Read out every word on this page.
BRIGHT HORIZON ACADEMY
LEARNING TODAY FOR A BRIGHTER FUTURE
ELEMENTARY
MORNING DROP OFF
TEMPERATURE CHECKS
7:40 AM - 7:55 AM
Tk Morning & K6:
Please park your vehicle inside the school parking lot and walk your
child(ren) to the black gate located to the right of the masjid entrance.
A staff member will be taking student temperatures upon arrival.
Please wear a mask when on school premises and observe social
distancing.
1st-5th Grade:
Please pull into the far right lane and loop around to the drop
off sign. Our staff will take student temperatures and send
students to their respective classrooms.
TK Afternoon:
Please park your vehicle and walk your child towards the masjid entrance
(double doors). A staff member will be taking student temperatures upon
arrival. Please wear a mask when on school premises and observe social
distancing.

### WHAT YOU SHOULD DO:
From the listing, copy each line containing the word "arrival".

### RESPONSE FOR THIS EXERCISE:
A staff member will be taking student temperatures upon arrival.
arrival. Please wear a mask when on school premises and observe social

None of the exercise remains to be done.